◆ **Exercise directions**
How many lines in the records below contain the word "payroll"? Give only the number.
⟨
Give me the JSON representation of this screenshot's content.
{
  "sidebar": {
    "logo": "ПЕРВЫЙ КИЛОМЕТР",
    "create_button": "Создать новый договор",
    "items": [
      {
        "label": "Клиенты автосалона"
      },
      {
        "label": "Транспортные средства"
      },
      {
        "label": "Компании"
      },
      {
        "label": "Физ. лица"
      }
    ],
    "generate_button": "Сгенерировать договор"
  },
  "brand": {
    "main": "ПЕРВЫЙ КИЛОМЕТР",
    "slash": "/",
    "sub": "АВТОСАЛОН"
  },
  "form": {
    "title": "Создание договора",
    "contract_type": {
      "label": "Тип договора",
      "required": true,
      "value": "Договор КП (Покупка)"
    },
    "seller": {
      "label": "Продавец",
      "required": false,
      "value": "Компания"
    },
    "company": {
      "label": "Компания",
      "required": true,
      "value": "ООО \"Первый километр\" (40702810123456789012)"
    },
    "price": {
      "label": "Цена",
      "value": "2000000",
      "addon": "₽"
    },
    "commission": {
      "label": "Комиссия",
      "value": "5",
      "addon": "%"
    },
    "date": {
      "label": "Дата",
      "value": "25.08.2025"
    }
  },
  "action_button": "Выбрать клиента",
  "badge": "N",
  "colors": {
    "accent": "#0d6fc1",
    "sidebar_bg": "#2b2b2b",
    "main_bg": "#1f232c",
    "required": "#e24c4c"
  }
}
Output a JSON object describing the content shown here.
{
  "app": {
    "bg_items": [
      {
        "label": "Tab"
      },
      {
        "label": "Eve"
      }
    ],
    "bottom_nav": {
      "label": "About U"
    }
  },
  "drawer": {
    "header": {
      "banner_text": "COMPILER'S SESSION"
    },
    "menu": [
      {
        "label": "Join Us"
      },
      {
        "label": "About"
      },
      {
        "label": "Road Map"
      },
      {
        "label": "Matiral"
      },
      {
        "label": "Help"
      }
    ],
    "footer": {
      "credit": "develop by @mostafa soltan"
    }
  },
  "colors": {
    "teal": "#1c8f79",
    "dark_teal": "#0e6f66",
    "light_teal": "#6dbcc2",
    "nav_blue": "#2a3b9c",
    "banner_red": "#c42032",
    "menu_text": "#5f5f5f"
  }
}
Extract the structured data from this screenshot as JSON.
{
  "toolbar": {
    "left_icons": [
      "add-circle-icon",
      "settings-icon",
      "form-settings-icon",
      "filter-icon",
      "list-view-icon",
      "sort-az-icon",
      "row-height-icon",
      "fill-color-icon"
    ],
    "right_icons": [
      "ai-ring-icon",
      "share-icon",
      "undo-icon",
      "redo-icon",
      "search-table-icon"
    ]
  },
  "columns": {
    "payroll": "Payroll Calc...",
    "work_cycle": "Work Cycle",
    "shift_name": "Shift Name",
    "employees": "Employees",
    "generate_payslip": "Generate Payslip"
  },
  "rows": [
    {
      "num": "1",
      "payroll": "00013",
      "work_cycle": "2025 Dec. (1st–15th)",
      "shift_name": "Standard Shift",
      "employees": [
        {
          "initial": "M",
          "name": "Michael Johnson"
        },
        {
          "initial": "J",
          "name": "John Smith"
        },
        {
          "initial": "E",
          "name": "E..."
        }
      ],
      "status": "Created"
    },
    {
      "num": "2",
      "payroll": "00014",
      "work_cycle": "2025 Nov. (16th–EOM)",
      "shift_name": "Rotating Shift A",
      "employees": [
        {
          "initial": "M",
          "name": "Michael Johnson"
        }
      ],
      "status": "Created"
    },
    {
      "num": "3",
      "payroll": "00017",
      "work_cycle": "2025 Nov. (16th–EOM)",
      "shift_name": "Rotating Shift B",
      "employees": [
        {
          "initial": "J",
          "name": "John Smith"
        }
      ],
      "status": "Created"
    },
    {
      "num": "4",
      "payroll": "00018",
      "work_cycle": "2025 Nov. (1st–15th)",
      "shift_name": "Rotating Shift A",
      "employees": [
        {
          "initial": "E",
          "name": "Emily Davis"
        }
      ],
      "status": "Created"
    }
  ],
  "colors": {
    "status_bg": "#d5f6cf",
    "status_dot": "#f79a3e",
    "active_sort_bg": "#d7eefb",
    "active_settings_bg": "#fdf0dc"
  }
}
⟩
◆ **The answer**
5